To do:
Extract each line of the material that follows exactly and omit its pictures.
**** Material shown ****
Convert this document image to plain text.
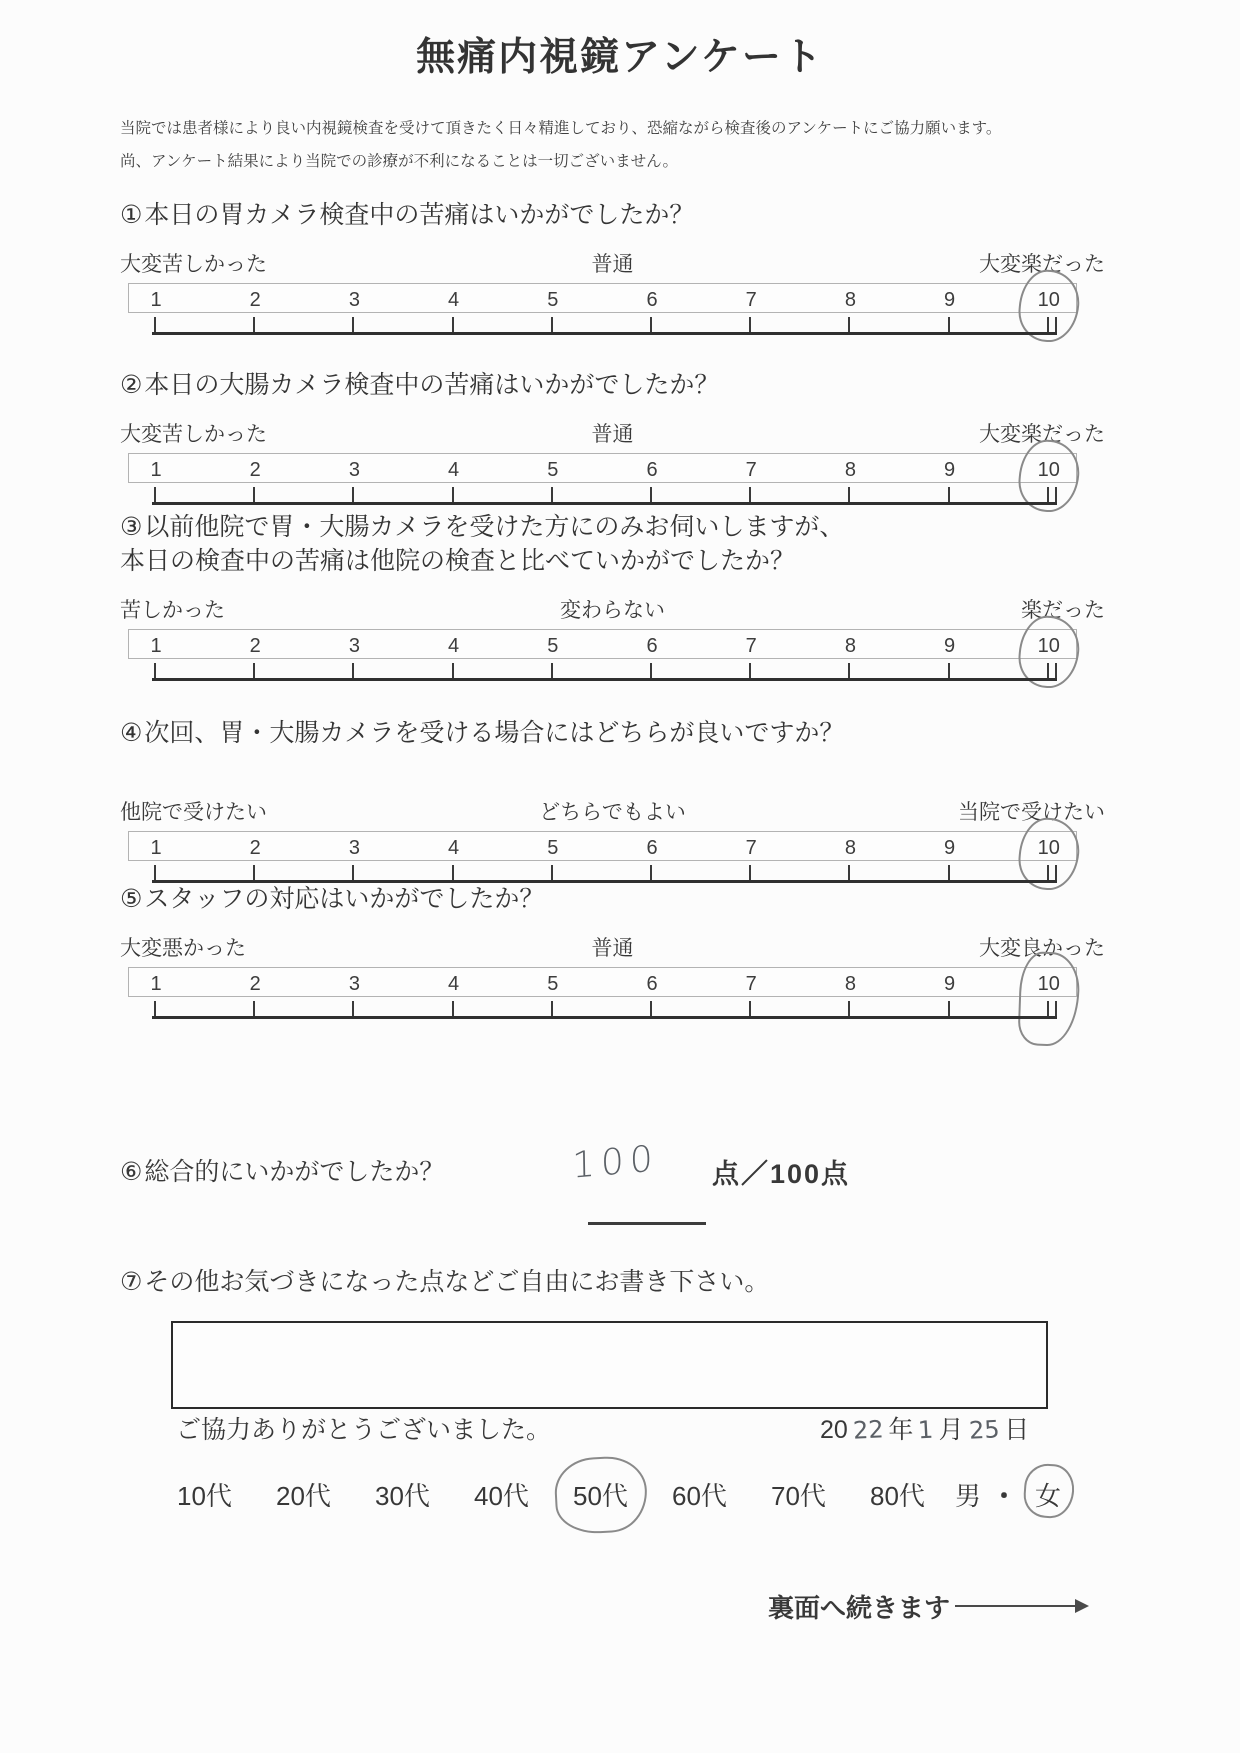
無痛内視鏡アンケート
当院では患者様により良い内視鏡検査を受けて頂きたく日々精進しており、恐縮ながら検査後のアンケートにご協力願います。
尚、アンケート結果により当院での診療が不利になることは一切ございません。
①本日の胃カメラ検査中の苦痛はいかがでしたか？
大変苦しかった	普通	大変楽だった
1	2	3	4	5	6	7	8	9	10
②本日の大腸カメラ検査中の苦痛はいかがでしたか？
大変苦しかった	普通	大変楽だった
1	2	3	4	5	6	7	8	9	10
③以前他院で胃・大腸カメラを受けた方にのみお伺いしますが、
本日の検査中の苦痛は他院の検査と比べていかがでしたか？
苦しかった	変わらない	楽だった
1	2	3	4	5	6	7	8	9	10
④次回、胃・大腸カメラを受ける場合にはどちらが良いですか？
他院で受けたい	どちらでもよい	当院で受けたい
1	2	3	4	5	6	7	8	9	10
⑤スタッフの対応はいかがでしたか？
大変悪かった	普通	大変良かった
1	2	3	4	5	6	7	8	9	10
⑥総合的にいかがでしたか？	100 点／100点
⑦その他お気づきになった点などご自由にお書き下さい。
ご協力ありがとうございました。	20 22 年 1 月 25 日
10代	20代	30代	40代	50代	60代	70代	80代	男 ・ 女
裏面へ続きます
****
Finished task:
Convert this document image to plain text.
無痛内視鏡アンケート
当院では患者様により良い内視鏡検査を受けて頂きたく日々精進しており、恐縮ながら検査後のアンケートにご協力願います。
尚、アンケート結果により当院での診療が不利になることは一切ございません。
①本日の胃カメラ検査中の苦痛はいかがでしたか？
大変苦しかった	普通	大変楽だった
1	2	3	4	5	6	7	8	9	10
②本日の大腸カメラ検査中の苦痛はいかがでしたか？
大変苦しかった	普通	大変楽だった
1	2	3	4	5	6	7	8	9	10
③以前他院で胃・大腸カメラを受けた方にのみお伺いしますが、
本日の検査中の苦痛は他院の検査と比べていかがでしたか？
苦しかった	変わらない	楽だった
1	2	3	4	5	6	7	8	9	10
④次回、胃・大腸カメラを受ける場合にはどちらが良いですか？
他院で受けたい	どちらでもよい	当院で受けたい
1	2	3	4	5	6	7	8	9	10
⑤スタッフの対応はいかがでしたか？
大変悪かった	普通	大変良かった
1	2	3	4	5	6	7	8	9	10
⑥総合的にいかがでしたか？	100 点／100点
⑦その他お気づきになった点などご自由にお書き下さい。
ご協力ありがとうございました。	20 22 年 1 月 25 日
10代	20代	30代	40代	50代	60代	70代	80代	男 ・ 女
裏面へ続きます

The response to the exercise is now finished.